Short task. What follows is a block of records; reproduce all of it verbatim.

Data extracted from a collection
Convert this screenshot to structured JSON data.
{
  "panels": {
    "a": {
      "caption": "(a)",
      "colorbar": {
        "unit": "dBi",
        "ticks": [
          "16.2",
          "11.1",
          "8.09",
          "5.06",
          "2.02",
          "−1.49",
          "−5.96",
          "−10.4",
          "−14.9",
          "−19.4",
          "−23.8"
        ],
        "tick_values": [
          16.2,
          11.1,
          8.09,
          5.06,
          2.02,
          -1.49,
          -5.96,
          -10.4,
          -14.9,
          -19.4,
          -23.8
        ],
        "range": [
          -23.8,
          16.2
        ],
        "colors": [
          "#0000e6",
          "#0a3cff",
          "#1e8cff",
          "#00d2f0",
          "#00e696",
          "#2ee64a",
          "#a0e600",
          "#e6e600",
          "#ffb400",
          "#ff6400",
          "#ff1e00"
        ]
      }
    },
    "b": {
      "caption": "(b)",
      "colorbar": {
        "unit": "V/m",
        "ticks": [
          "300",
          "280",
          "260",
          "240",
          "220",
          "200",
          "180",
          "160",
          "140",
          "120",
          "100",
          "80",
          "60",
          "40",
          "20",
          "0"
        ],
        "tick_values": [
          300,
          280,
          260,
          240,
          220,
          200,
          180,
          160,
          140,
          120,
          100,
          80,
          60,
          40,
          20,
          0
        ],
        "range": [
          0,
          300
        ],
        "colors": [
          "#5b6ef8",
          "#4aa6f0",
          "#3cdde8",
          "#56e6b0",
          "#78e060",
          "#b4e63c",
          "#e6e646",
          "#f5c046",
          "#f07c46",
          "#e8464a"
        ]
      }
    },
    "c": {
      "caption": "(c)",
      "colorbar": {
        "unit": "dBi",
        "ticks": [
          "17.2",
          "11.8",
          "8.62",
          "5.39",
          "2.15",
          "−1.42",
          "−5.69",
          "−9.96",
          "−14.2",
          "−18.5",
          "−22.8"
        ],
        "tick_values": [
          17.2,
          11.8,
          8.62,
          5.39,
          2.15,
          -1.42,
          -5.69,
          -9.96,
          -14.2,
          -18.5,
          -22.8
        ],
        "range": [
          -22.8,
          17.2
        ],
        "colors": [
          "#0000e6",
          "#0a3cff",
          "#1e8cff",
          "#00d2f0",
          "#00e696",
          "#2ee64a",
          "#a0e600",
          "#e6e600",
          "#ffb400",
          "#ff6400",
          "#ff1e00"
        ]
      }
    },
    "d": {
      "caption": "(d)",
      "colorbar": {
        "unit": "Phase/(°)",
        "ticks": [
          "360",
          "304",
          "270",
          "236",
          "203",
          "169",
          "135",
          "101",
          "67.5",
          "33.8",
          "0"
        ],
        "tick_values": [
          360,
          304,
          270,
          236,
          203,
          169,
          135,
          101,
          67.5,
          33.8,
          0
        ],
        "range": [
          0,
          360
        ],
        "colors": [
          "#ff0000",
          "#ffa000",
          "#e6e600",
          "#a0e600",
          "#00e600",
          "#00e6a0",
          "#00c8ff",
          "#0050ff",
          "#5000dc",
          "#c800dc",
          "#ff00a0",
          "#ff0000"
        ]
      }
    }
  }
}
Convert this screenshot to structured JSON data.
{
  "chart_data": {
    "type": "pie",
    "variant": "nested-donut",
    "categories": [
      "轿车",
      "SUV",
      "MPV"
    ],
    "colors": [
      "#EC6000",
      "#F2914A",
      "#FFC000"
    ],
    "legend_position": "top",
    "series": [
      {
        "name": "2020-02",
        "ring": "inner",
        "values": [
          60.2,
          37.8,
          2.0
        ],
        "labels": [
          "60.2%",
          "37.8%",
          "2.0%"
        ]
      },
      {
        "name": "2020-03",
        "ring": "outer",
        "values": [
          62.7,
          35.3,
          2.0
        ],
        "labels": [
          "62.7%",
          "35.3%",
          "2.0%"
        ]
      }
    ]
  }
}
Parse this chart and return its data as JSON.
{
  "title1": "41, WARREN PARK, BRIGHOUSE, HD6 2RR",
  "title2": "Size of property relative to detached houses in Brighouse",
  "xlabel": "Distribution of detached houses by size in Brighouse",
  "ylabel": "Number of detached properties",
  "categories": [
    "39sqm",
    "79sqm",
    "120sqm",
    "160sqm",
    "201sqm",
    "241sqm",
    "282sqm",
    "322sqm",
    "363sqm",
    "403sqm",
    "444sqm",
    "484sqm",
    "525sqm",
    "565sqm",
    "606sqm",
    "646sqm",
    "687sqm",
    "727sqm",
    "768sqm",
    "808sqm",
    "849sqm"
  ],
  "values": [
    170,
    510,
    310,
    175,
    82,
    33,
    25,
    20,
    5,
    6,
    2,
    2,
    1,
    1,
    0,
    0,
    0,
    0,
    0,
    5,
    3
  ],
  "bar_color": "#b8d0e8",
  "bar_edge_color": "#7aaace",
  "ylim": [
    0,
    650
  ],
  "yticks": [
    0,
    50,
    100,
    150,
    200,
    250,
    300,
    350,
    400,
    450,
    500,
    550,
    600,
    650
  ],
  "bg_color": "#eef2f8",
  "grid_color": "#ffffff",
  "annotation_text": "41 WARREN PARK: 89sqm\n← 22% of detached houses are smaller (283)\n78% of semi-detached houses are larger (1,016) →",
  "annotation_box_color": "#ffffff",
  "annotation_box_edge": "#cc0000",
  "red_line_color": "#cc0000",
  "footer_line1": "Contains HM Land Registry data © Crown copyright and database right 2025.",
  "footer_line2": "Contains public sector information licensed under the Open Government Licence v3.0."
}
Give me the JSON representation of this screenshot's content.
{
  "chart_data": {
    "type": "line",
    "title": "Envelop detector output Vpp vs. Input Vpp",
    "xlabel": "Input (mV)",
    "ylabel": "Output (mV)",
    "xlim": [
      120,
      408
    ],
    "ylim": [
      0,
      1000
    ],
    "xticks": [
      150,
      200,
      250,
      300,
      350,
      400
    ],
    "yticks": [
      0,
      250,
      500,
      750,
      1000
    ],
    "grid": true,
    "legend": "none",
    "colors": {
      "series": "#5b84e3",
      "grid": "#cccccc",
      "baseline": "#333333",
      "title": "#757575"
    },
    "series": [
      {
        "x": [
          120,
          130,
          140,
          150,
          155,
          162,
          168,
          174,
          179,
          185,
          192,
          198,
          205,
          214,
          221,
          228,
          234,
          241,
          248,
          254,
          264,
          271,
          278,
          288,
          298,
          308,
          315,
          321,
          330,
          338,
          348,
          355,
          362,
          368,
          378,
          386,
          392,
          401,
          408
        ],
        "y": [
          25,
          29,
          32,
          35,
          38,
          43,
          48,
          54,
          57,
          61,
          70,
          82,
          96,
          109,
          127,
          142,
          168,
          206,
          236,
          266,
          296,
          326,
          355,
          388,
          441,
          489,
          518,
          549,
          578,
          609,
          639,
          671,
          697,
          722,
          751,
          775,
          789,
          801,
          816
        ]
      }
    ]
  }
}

Result for this task.
Convert this screenshot to structured JSON data.
{
  "panels": {
    "a": {
      "caption": "(a)",
      "colorbar": {
        "unit": "dBi",
        "ticks": [
          "16.2",
          "11.1",
          "8.09",
          "5.06",
          "2.02",
          "−1.49",
          "−5.96",
          "−10.4",
          "−14.9",
          "−19.4",
          "−23.8"
        ],
        "tick_values": [
          16.2,
          11.1,
          8.09,
          5.06,
          2.02,
          -1.49,
          -5.96,
          -10.4,
          -14.9,
          -19.4,
          -23.8
        ],
        "range": [
          -23.8,
          16.2
        ],
        "colors": [
          "#0000e6",
          "#0a3cff",
          "#1e8cff",
          "#00d2f0",
          "#00e696",
          "#2ee64a",
          "#a0e600",
          "#e6e600",
          "#ffb400",
          "#ff6400",
          "#ff1e00"
        ]
      }
    },
    "b": {
      "caption": "(b)",
      "colorbar": {
        "unit": "V/m",
        "ticks": [
          "300",
          "280",
          "260",
          "240",
          "220",
          "200",
          "180",
          "160",
          "140",
          "120",
          "100",
          "80",
          "60",
          "40",
          "20",
          "0"
        ],
        "tick_values": [
          300,
          280,
          260,
          240,
          220,
          200,
          180,
          160,
          140,
          120,
          100,
          80,
          60,
          40,
          20,
          0
        ],
        "range": [
          0,
          300
        ],
        "colors": [
          "#5b6ef8",
          "#4aa6f0",
          "#3cdde8",
          "#56e6b0",
          "#78e060",
          "#b4e63c",
          "#e6e646",
          "#f5c046",
          "#f07c46",
          "#e8464a"
        ]
      }
    },
    "c": {
      "caption": "(c)",
      "colorbar": {
        "unit": "dBi",
        "ticks": [
          "17.2",
          "11.8",
          "8.62",
          "5.39",
          "2.15",
          "−1.42",
          "−5.69",
          "−9.96",
          "−14.2",
          "−18.5",
          "−22.8"
        ],
        "tick_values": [
          17.2,
          11.8,
          8.62,
          5.39,
          2.15,
          -1.42,
          -5.69,
          -9.96,
          -14.2,
          -18.5,
          -22.8
        ],
        "range": [
          -22.8,
          17.2
        ],
        "colors": [
          "#0000e6",
          "#0a3cff",
          "#1e8cff",
          "#00d2f0",
          "#00e696",
          "#2ee64a",
          "#a0e600",
          "#e6e600",
          "#ffb400",
          "#ff6400",
          "#ff1e00"
        ]
      }
    },
    "d": {
      "caption": "(d)",
      "colorbar": {
        "unit": "Phase/(°)",
        "ticks": [
          "360",
          "304",
          "270",
          "236",
          "203",
          "169",
          "135",
          "101",
          "67.5",
          "33.8",
          "0"
        ],
        "tick_values": [
          360,
          304,
          270,
          236,
          203,
          169,
          135,
          101,
          67.5,
          33.8,
          0
        ],
        "range": [
          0,
          360
        ],
        "colors": [
          "#ff0000",
          "#ffa000",
          "#e6e600",
          "#a0e600",
          "#00e600",
          "#00e6a0",
          "#00c8ff",
          "#0050ff",
          "#5000dc",
          "#c800dc",
          "#ff00a0",
          "#ff0000"
        ]
      }
    }
  }
}
Convert this screenshot to structured JSON data.
{
  "chart_data": {
    "type": "pie",
    "variant": "nested-donut",
    "categories": [
      "轿车",
      "SUV",
      "MPV"
    ],
    "colors": [
      "#EC6000",
      "#F2914A",
      "#FFC000"
    ],
    "legend_position": "top",
    "series": [
      {
        "name": "2020-02",
        "ring": "inner",
        "values": [
          60.2,
          37.8,
          2.0
        ],
        "labels": [
          "60.2%",
          "37.8%",
          "2.0%"
        ]
      },
      {
        "name": "2020-03",
        "ring": "outer",
        "values": [
          62.7,
          35.3,
          2.0
        ],
        "labels": [
          "62.7%",
          "35.3%",
          "2.0%"
        ]
      }
    ]
  }
}
Parse this chart and return its data as JSON.
{
  "title1": "41, WARREN PARK, BRIGHOUSE, HD6 2RR",
  "title2": "Size of property relative to detached houses in Brighouse",
  "xlabel": "Distribution of detached houses by size in Brighouse",
  "ylabel": "Number of detached properties",
  "categories": [
    "39sqm",
    "79sqm",
    "120sqm",
    "160sqm",
    "201sqm",
    "241sqm",
    "282sqm",
    "322sqm",
    "363sqm",
    "403sqm",
    "444sqm",
    "484sqm",
    "525sqm",
    "565sqm",
    "606sqm",
    "646sqm",
    "687sqm",
    "727sqm",
    "768sqm",
    "808sqm",
    "849sqm"
  ],
  "values": [
    170,
    510,
    310,
    175,
    82,
    33,
    25,
    20,
    5,
    6,
    2,
    2,
    1,
    1,
    0,
    0,
    0,
    0,
    0,
    5,
    3
  ],
  "bar_color": "#b8d0e8",
  "bar_edge_color": "#7aaace",
  "ylim": [
    0,
    650
  ],
  "yticks": [
    0,
    50,
    100,
    150,
    200,
    250,
    300,
    350,
    400,
    450,
    500,
    550,
    600,
    650
  ],
  "bg_color": "#eef2f8",
  "grid_color": "#ffffff",
  "annotation_text": "41 WARREN PARK: 89sqm\n← 22% of detached houses are smaller (283)\n78% of semi-detached houses are larger (1,016) →",
  "annotation_box_color": "#ffffff",
  "annotation_box_edge": "#cc0000",
  "red_line_color": "#cc0000",
  "footer_line1": "Contains HM Land Registry data © Crown copyright and database right 2025.",
  "footer_line2": "Contains public sector information licensed under the Open Government Licence v3.0."
}
Give me the JSON representation of this screenshot's content.
{
  "chart_data": {
    "type": "line",
    "title": "Envelop detector output Vpp vs. Input Vpp",
    "xlabel": "Input (mV)",
    "ylabel": "Output (mV)",
    "xlim": [
      120,
      408
    ],
    "ylim": [
      0,
      1000
    ],
    "xticks": [
      150,
      200,
      250,
      300,
      350,
      400
    ],
    "yticks": [
      0,
      250,
      500,
      750,
      1000
    ],
    "grid": true,
    "legend": "none",
    "colors": {
      "series": "#5b84e3",
      "grid": "#cccccc",
      "baseline": "#333333",
      "title": "#757575"
    },
    "series": [
      {
        "x": [
          120,
          130,
          140,
          150,
          155,
          162,
          168,
          174,
          179,
          185,
          192,
          198,
          205,
          214,
          221,
          228,
          234,
          241,
          248,
          254,
          264,
          271,
          278,
          288,
          298,
          308,
          315,
          321,
          330,
          338,
          348,
          355,
          362,
          368,
          378,
          386,
          392,
          401,
          408
        ],
        "y": [
          25,
          29,
          32,
          35,
          38,
          43,
          48,
          54,
          57,
          61,
          70,
          82,
          96,
          109,
          127,
          142,
          168,
          206,
          236,
          266,
          296,
          326,
          355,
          388,
          441,
          489,
          518,
          549,
          578,
          609,
          639,
          671,
          697,
          722,
          751,
          775,
          789,
          801,
          816
        ]
      }
    ]
  }
}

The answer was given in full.